#### Dataset excerpts

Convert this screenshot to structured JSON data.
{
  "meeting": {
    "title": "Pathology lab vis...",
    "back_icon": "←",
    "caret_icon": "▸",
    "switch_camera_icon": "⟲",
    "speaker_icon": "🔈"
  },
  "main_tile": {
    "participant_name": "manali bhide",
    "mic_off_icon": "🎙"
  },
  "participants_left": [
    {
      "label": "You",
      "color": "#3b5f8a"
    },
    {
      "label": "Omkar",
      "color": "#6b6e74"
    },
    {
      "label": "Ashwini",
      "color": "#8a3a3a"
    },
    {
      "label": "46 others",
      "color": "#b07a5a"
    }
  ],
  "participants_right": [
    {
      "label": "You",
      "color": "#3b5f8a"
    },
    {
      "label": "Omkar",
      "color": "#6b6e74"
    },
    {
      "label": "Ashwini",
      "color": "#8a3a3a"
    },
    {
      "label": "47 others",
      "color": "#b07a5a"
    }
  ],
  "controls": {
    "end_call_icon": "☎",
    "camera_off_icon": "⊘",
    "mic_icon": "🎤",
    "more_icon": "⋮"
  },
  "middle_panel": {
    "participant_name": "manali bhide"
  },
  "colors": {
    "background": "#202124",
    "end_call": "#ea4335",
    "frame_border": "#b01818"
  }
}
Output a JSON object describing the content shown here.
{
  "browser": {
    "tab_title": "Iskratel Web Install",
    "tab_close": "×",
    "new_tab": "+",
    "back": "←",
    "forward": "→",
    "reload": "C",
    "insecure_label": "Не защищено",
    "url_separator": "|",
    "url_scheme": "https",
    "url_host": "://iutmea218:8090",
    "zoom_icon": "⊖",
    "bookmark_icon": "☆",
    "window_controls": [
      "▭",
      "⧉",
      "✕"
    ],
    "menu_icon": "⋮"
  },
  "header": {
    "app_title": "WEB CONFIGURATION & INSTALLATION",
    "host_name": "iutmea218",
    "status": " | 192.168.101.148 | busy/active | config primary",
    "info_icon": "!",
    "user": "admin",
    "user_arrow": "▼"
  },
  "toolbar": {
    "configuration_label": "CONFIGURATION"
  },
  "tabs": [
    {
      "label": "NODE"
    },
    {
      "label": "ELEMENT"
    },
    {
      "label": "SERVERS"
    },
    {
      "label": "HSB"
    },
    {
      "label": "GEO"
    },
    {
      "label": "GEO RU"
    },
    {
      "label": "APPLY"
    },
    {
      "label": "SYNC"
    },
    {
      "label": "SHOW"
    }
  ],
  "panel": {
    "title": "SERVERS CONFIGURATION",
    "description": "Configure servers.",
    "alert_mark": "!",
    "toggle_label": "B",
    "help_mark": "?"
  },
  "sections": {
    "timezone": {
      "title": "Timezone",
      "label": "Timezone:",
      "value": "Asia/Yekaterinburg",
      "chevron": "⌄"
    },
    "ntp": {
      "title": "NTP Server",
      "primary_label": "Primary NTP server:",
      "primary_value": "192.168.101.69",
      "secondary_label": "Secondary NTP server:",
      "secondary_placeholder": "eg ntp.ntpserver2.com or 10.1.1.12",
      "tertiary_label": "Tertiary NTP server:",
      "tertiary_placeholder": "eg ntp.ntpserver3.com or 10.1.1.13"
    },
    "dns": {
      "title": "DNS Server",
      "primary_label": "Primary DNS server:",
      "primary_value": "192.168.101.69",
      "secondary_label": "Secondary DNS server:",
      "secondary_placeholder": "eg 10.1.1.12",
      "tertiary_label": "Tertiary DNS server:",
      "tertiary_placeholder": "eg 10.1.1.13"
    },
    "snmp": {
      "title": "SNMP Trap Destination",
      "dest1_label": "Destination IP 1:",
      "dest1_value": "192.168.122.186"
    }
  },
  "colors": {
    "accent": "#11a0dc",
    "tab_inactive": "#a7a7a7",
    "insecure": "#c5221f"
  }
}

########

Stated goal:
Set out every line from the material that contains the string "CONFIGURATION".

Result for this exercise:
    "app_title": "WEB CONFIGURATION & INSTALLATION",
    "configuration_label": "CONFIGURATION"
    "title": "SERVERS CONFIGURATION",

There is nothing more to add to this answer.